• **TASK REQUIREMENTS**
Repeat the entries below word for word, from the first line through the line that contains "recent-files-section-header[interactable]: ⌄ 최근에".

________________

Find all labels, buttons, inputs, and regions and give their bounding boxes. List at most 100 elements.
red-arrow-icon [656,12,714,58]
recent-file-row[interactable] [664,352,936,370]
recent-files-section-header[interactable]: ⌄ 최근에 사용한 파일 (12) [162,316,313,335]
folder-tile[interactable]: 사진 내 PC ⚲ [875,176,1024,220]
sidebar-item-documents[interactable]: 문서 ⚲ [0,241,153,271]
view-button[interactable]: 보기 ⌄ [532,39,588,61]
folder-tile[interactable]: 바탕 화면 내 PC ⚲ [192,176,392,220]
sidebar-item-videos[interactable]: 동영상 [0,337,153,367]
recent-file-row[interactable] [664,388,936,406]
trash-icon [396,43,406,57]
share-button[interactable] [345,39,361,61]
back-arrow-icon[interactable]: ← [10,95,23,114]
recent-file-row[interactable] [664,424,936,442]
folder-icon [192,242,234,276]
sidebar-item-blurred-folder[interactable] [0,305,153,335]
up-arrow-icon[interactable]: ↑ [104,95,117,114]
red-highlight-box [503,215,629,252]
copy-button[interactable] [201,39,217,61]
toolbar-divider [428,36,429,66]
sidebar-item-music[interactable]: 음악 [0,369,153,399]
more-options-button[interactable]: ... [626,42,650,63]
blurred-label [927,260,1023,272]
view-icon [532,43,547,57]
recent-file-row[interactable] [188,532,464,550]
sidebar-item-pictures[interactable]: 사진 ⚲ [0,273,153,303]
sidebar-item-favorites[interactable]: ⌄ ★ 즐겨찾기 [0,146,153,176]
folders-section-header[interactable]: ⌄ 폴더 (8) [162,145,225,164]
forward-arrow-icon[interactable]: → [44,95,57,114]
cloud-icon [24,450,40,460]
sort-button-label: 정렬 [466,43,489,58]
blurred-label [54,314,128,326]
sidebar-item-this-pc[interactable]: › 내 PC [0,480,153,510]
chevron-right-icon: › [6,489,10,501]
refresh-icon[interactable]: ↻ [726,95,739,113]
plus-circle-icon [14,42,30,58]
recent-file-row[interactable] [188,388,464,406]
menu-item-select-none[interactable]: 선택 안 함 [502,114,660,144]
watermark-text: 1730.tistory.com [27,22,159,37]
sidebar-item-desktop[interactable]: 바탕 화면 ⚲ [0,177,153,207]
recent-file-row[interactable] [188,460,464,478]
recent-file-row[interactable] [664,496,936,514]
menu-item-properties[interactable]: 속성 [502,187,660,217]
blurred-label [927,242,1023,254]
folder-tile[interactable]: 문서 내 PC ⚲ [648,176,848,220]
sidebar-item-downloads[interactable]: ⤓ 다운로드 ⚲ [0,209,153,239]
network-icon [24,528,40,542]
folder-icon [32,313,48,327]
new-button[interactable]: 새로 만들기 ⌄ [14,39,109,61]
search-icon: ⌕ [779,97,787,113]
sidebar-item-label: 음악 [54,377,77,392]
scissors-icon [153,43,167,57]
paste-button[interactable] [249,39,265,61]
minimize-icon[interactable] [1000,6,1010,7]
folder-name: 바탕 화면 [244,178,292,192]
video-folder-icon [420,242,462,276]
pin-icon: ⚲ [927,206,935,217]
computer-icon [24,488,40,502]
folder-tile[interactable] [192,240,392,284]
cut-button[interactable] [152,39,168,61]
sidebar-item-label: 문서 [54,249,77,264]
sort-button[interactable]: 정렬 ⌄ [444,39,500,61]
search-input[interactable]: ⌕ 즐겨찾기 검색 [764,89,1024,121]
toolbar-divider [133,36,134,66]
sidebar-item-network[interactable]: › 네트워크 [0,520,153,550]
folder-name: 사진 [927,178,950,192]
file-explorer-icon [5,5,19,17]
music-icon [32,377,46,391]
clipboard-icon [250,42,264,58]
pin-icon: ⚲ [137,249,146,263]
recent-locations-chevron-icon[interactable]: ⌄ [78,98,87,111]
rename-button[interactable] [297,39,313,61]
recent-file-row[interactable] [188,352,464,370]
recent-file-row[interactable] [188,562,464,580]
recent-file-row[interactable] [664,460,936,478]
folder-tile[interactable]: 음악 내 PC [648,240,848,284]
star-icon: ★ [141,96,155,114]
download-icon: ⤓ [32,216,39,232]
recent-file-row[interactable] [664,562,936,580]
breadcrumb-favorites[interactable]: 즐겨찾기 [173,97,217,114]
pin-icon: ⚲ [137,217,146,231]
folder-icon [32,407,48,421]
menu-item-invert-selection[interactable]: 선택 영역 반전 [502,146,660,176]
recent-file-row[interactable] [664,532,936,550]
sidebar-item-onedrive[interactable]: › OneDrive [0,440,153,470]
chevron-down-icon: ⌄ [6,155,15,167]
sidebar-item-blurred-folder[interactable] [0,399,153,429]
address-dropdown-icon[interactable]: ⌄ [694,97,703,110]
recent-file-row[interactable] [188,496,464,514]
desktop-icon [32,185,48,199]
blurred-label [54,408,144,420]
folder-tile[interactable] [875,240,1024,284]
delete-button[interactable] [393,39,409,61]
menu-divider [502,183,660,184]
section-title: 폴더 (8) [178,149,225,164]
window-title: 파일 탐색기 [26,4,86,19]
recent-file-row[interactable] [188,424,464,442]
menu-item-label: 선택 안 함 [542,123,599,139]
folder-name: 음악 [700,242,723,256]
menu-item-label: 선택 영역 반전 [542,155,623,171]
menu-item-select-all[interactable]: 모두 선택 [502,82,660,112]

________________

• **FINAL RESULT**
Find all labels, buttons, inputs, and regions and give their bounding boxes. List at most 100 elements.
red-arrow-icon [656,12,714,58]
recent-file-row[interactable] [664,352,936,370]
recent-files-section-header[interactable]: ⌄ 최근에 사용한 파일 (12) [162,316,313,335]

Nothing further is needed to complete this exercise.